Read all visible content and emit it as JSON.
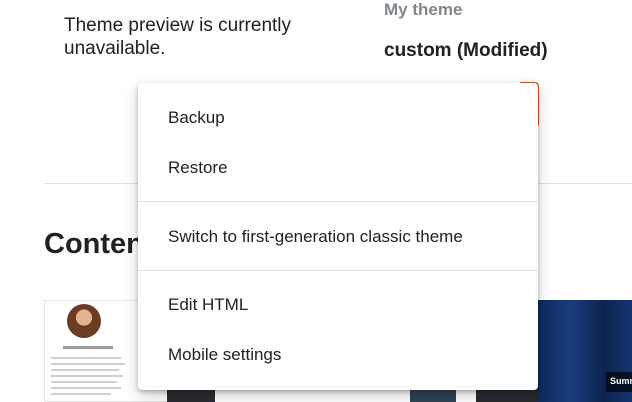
{
  "preview": {
    "message": "Theme preview is currently unavailable."
  },
  "my_theme": {
    "label": "My theme",
    "name": "custom (Modified)"
  },
  "content_section": {
    "heading": "Content"
  },
  "thumbnails": {
    "second_caption": "Summ"
  },
  "menu": {
    "items": [
      {
        "label": "Backup"
      },
      {
        "label": "Restore"
      },
      {
        "label": "Switch to first-generation classic theme"
      },
      {
        "label": "Edit HTML"
      },
      {
        "label": "Mobile settings"
      }
    ]
  },
  "colors": {
    "accent": "#d9531e",
    "divider": "#dadce0"
  }
}
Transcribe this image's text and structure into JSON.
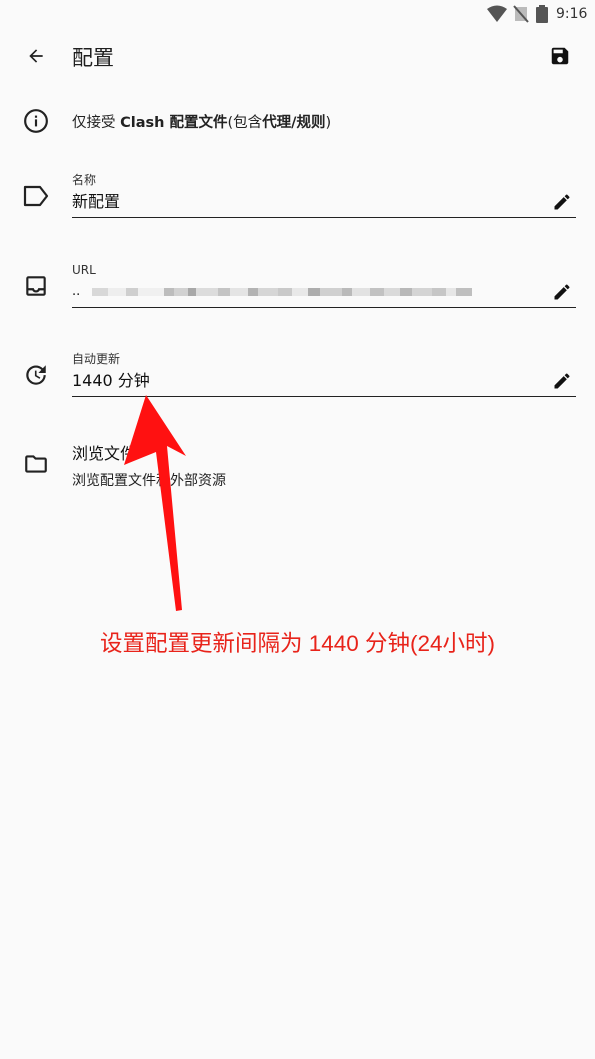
{
  "status_bar": {
    "time": "9:16",
    "icons": [
      "wifi-icon",
      "no-signal-icon",
      "battery-icon"
    ]
  },
  "toolbar": {
    "title": "配置",
    "back_icon": "arrow-back-icon",
    "save_icon": "save-icon"
  },
  "notice": {
    "icon": "info-icon",
    "prefix": "仅接受 ",
    "bold1": "Clash 配置文件",
    "middle": "(包含",
    "bold2": "代理/规则",
    "suffix": ")"
  },
  "fields": {
    "name": {
      "label": "名称",
      "value": "新配置",
      "icon": "label-tag-icon"
    },
    "url": {
      "label": "URL",
      "value": "..",
      "icon": "inbox-icon"
    },
    "auto_update": {
      "label": "自动更新",
      "value": "1440 分钟",
      "icon": "update-icon"
    }
  },
  "browse": {
    "title": "浏览文件",
    "subtitle": "浏览配置文件和外部资源",
    "icon": "folder-icon"
  },
  "annotation": {
    "text": "设置配置更新间隔为 1440 分钟(24小时)",
    "color": "#e8231a"
  }
}
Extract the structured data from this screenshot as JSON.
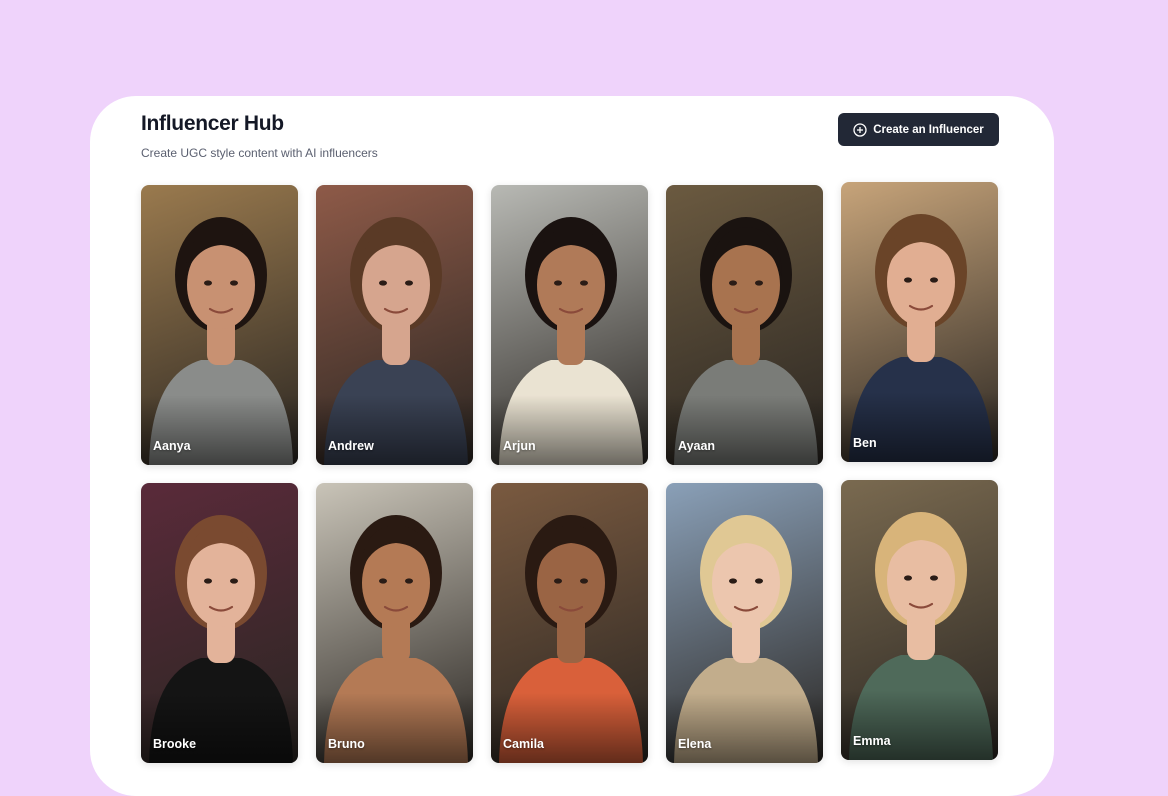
{
  "header": {
    "title": "Influencer Hub",
    "subtitle": "Create UGC style content with AI influencers",
    "create_label": "Create an Influencer",
    "create_icon": "plus-circle-icon"
  },
  "influencers": [
    {
      "name": "Aanya",
      "bg": "#9a7a4e",
      "skin": "#c89172",
      "hair": "#1e1410",
      "shirt": "#8a8c8a"
    },
    {
      "name": "Andrew",
      "bg": "#8e5a48",
      "skin": "#d6a58e",
      "hair": "#5a3a26",
      "shirt": "#3a4254"
    },
    {
      "name": "Arjun",
      "bg": "#b8b9b4",
      "skin": "#b07a58",
      "hair": "#1a1210",
      "shirt": "#eae3d2"
    },
    {
      "name": "Ayaan",
      "bg": "#6b5a40",
      "skin": "#a8734f",
      "hair": "#1a1310",
      "shirt": "#7a7c78"
    },
    {
      "name": "Ben",
      "bg": "#c7a47a",
      "skin": "#e1ae92",
      "hair": "#6a4428",
      "shirt": "#26314a"
    },
    {
      "name": "Brooke",
      "bg": "#5a2a3a",
      "skin": "#e3b39a",
      "hair": "#7a4a30",
      "shirt": "#141414"
    },
    {
      "name": "Bruno",
      "bg": "#c9c4b8",
      "skin": "#b47a55",
      "hair": "#2a1a12",
      "shirt": "#b47a55"
    },
    {
      "name": "Camila",
      "bg": "#7a5a40",
      "skin": "#9a6444",
      "hair": "#2a1a12",
      "shirt": "#d9603a"
    },
    {
      "name": "Elena",
      "bg": "#8aa0b8",
      "skin": "#ecc6ae",
      "hair": "#e0c894",
      "shirt": "#c2ad8c"
    },
    {
      "name": "Emma",
      "bg": "#7a6a50",
      "skin": "#e8bda2",
      "hair": "#d8b47a",
      "shirt": "#4f6a5a"
    }
  ]
}
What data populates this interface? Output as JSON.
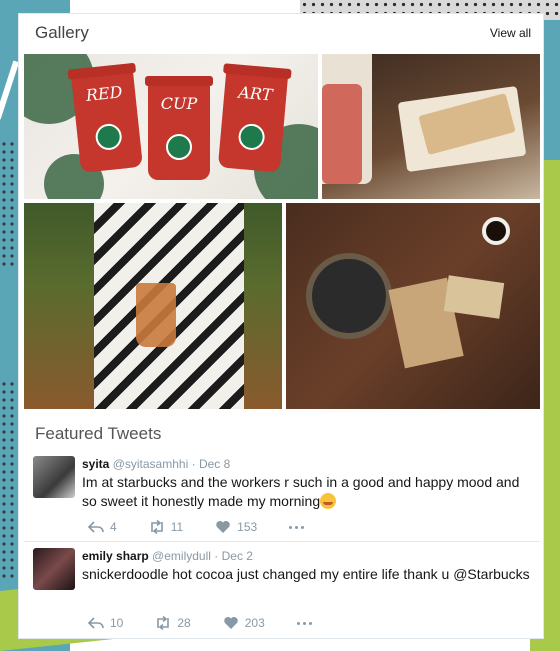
{
  "gallery": {
    "title": "Gallery",
    "view_all": "View all",
    "photos": [
      {
        "name": "red-cups-photo",
        "cups": [
          "RED",
          "CUP",
          "ART"
        ]
      },
      {
        "name": "cake-slice-photo"
      },
      {
        "name": "patterned-sweater-drink-photo"
      },
      {
        "name": "table-autumn-photo"
      }
    ]
  },
  "featured": {
    "title": "Featured Tweets",
    "tweets": [
      {
        "name": "syita",
        "handle": "@syitasamhhi",
        "dot": "·",
        "date": "Dec 8",
        "text": "Im at starbucks and the workers r such in a good and happy mood and so sweet it honestly made my morning",
        "emoji": "smiling-blush-emoji",
        "replies": "4",
        "retweets": "11",
        "likes": "153"
      },
      {
        "name": "emily sharp",
        "handle": "@emilydull",
        "dot": "·",
        "date": "Dec 2",
        "text": "snickerdoodle hot cocoa just changed my entire life thank u @Starbucks",
        "replies": "10",
        "retweets": "28",
        "likes": "203"
      }
    ]
  }
}
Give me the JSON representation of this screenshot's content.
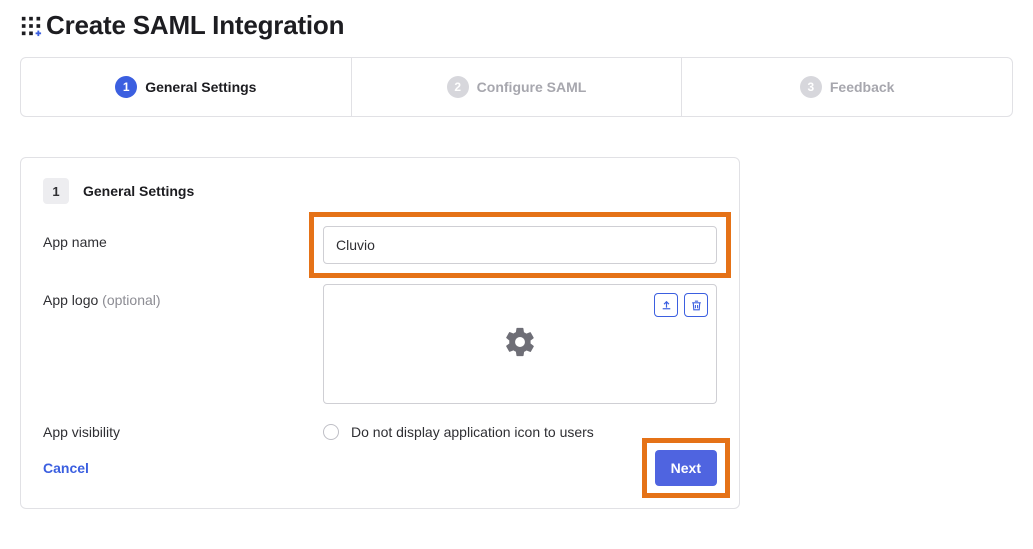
{
  "page": {
    "title": "Create SAML Integration"
  },
  "wizard": {
    "steps": [
      {
        "num": "1",
        "label": "General Settings",
        "active": true
      },
      {
        "num": "2",
        "label": "Configure SAML",
        "active": false
      },
      {
        "num": "3",
        "label": "Feedback",
        "active": false
      }
    ]
  },
  "panel": {
    "step_num": "1",
    "title": "General Settings",
    "app_name_label": "App name",
    "app_name_value": "Cluvio",
    "app_logo_label": "App logo ",
    "app_logo_optional": "(optional)",
    "visibility_label": "App visibility",
    "visibility_checkbox_label": "Do not display application icon to users",
    "cancel": "Cancel",
    "next": "Next"
  }
}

********

- [DESCRIPTION OF THE TASK]: Write out the listing above exactly as it stands, pictures excluded.

- [TASK OUTPUT]:
Read all visible content and emit it as JSON.
{
  "preview": {
    "message": "Theme preview is currently unavailable."
  },
  "my_theme": {
    "label": "My theme",
    "name": "custom (Modified)"
  },
  "content_section": {
    "heading": "Content"
  },
  "thumbnails": {
    "second_caption": "Summ"
  },
  "menu": {
    "items": [
      {
        "label": "Backup"
      },
      {
        "label": "Restore"
      },
      {
        "label": "Switch to first-generation classic theme"
      },
      {
        "label": "Edit HTML"
      },
      {
        "label": "Mobile settings"
      }
    ]
  },
  "colors": {
    "accent": "#d9531e",
    "divider": "#dadce0"
  }
}
Transcribe this image's text and structure into JSON.
{
  "status_bar": {
    "time": "9:16",
    "icons": [
      "wifi-icon",
      "no-signal-icon",
      "battery-icon"
    ]
  },
  "toolbar": {
    "title": "配置",
    "back_icon": "arrow-back-icon",
    "save_icon": "save-icon"
  },
  "notice": {
    "icon": "info-icon",
    "prefix": "仅接受 ",
    "bold1": "Clash 配置文件",
    "middle": "(包含",
    "bold2": "代理/规则",
    "suffix": ")"
  },
  "fields": {
    "name": {
      "label": "名称",
      "value": "新配置",
      "icon": "label-tag-icon"
    },
    "url": {
      "label": "URL",
      "value": "..",
      "icon": "inbox-icon"
    },
    "auto_update": {
      "label": "自动更新",
      "value": "1440 分钟",
      "icon": "update-icon"
    }
  },
  "browse": {
    "title": "浏览文件",
    "subtitle": "浏览配置文件和外部资源",
    "icon": "folder-icon"
  },
  "annotation": {
    "text": "设置配置更新间隔为 1440 分钟(24小时)",
    "color": "#e8231a"
  }
}
Extract the structured data from this screenshot as JSON.
{
  "header": {
    "title": "Influencer Hub",
    "subtitle": "Create UGC style content with AI influencers",
    "create_label": "Create an Influencer",
    "create_icon": "plus-circle-icon"
  },
  "influencers": [
    {
      "name": "Aanya",
      "bg": "#9a7a4e",
      "skin": "#c89172",
      "hair": "#1e1410",
      "shirt": "#8a8c8a"
    },
    {
      "name": "Andrew",
      "bg": "#8e5a48",
      "skin": "#d6a58e",
      "hair": "#5a3a26",
      "shirt": "#3a4254"
    },
    {
      "name": "Arjun",
      "bg": "#b8b9b4",
      "skin": "#b07a58",
      "hair": "#1a1210",
      "shirt": "#eae3d2"
    },
    {
      "name": "Ayaan",
      "bg": "#6b5a40",
      "skin": "#a8734f",
      "hair": "#1a1310",
      "shirt": "#7a7c78"
    },
    {
      "name": "Ben",
      "bg": "#c7a47a",
      "skin": "#e1ae92",
      "hair": "#6a4428",
      "shirt": "#26314a"
    },
    {
      "name": "Brooke",
      "bg": "#5a2a3a",
      "skin": "#e3b39a",
      "hair": "#7a4a30",
      "shirt": "#141414"
    },
    {
      "name": "Bruno",
      "bg": "#c9c4b8",
      "skin": "#b47a55",
      "hair": "#2a1a12",
      "shirt": "#b47a55"
    },
    {
      "name": "Camila",
      "bg": "#7a5a40",
      "skin": "#9a6444",
      "hair": "#2a1a12",
      "shirt": "#d9603a"
    },
    {
      "name": "Elena",
      "bg": "#8aa0b8",
      "skin": "#ecc6ae",
      "hair": "#e0c894",
      "shirt": "#c2ad8c"
    },
    {
      "name": "Emma",
      "bg": "#7a6a50",
      "skin": "#e8bda2",
      "hair": "#d8b47a",
      "shirt": "#4f6a5a"
    }
  ]
}
What data populates this interface? Output as JSON.
{
  "gallery": {
    "title": "Gallery",
    "view_all": "View all",
    "photos": [
      {
        "name": "red-cups-photo",
        "cups": [
          "RED",
          "CUP",
          "ART"
        ]
      },
      {
        "name": "cake-slice-photo"
      },
      {
        "name": "patterned-sweater-drink-photo"
      },
      {
        "name": "table-autumn-photo"
      }
    ]
  },
  "featured": {
    "title": "Featured Tweets",
    "tweets": [
      {
        "name": "syita",
        "handle": "@syitasamhhi",
        "dot": "·",
        "date": "Dec 8",
        "text": "Im at starbucks and the workers r such in a good and happy mood and so sweet it honestly made my morning",
        "emoji": "smiling-blush-emoji",
        "replies": "4",
        "retweets": "11",
        "likes": "153"
      },
      {
        "name": "emily sharp",
        "handle": "@emilydull",
        "dot": "·",
        "date": "Dec 2",
        "text": "snickerdoodle hot cocoa just changed my entire life thank u @Starbucks",
        "replies": "10",
        "retweets": "28",
        "likes": "203"
      }
    ]
  }
}
Give me the JSON representation of this screenshot's content.
{
  "page": {
    "title": "Create SAML Integration"
  },
  "wizard": {
    "steps": [
      {
        "num": "1",
        "label": "General Settings",
        "active": true
      },
      {
        "num": "2",
        "label": "Configure SAML",
        "active": false
      },
      {
        "num": "3",
        "label": "Feedback",
        "active": false
      }
    ]
  },
  "panel": {
    "step_num": "1",
    "title": "General Settings",
    "app_name_label": "App name",
    "app_name_value": "Cluvio",
    "app_logo_label": "App logo ",
    "app_logo_optional": "(optional)",
    "visibility_label": "App visibility",
    "visibility_checkbox_label": "Do not display application icon to users",
    "cancel": "Cancel",
    "next": "Next"
  }
}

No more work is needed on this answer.